* BEGIN *
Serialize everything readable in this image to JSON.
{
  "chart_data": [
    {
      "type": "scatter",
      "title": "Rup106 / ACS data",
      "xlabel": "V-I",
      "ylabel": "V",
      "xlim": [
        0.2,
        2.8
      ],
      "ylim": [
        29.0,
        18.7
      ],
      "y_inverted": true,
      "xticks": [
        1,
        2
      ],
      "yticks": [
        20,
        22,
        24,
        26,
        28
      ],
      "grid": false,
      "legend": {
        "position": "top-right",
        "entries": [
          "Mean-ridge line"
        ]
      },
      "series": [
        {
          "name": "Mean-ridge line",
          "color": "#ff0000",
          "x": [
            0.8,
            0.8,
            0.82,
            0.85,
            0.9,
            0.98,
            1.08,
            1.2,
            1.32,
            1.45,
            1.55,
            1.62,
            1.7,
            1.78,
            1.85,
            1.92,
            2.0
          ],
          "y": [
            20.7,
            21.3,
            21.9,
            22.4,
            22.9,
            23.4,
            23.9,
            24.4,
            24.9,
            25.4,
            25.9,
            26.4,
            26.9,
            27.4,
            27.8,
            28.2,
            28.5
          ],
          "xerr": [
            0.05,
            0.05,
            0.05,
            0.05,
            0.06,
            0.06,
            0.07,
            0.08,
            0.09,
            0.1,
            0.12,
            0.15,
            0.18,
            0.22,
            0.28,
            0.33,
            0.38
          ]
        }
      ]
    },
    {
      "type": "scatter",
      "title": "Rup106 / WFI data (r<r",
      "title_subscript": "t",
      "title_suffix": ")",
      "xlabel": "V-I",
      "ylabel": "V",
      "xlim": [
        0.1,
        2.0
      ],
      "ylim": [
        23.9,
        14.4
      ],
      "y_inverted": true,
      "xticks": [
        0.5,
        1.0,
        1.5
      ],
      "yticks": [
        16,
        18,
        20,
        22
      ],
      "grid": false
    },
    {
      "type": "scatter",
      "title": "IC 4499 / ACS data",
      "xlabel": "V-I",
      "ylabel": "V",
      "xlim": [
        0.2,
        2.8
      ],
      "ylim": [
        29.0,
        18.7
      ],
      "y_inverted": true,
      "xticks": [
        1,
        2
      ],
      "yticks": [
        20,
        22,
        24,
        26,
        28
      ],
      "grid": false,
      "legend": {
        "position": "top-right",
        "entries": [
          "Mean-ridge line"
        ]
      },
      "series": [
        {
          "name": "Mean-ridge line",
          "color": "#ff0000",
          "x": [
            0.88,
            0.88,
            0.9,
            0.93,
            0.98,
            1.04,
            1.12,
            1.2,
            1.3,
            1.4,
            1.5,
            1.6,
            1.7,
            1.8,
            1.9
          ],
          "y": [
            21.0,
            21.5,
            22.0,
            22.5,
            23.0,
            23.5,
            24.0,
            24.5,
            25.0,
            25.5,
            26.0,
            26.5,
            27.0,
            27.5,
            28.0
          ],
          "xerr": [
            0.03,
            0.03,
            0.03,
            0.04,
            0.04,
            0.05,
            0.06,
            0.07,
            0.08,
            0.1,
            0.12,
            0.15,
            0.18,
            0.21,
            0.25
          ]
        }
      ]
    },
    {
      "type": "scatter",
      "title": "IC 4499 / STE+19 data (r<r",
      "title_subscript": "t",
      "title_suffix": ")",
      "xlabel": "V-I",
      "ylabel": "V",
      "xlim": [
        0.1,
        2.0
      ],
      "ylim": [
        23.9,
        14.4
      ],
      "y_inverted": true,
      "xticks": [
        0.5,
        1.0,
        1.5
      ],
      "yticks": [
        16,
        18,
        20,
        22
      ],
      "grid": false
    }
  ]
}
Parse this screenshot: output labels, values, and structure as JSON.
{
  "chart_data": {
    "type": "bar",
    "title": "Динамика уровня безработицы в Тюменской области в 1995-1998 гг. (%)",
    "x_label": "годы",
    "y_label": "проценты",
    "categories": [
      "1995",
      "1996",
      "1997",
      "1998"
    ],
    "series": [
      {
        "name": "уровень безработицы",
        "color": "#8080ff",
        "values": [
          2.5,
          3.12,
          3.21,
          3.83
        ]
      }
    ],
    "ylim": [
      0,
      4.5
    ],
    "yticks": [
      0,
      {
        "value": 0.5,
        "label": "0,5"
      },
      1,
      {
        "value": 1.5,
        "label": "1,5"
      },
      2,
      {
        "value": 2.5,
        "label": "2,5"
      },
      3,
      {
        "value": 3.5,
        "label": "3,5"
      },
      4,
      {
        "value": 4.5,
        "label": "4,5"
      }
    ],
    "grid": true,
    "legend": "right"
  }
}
* END *
_TASK REQUIREMENTS_.
Look through the entries and return every line where "values" appears.

_EXERCISE RESPONSE_.
Parse this screenshot: output labels, values, and structure as JSON.
        "values": [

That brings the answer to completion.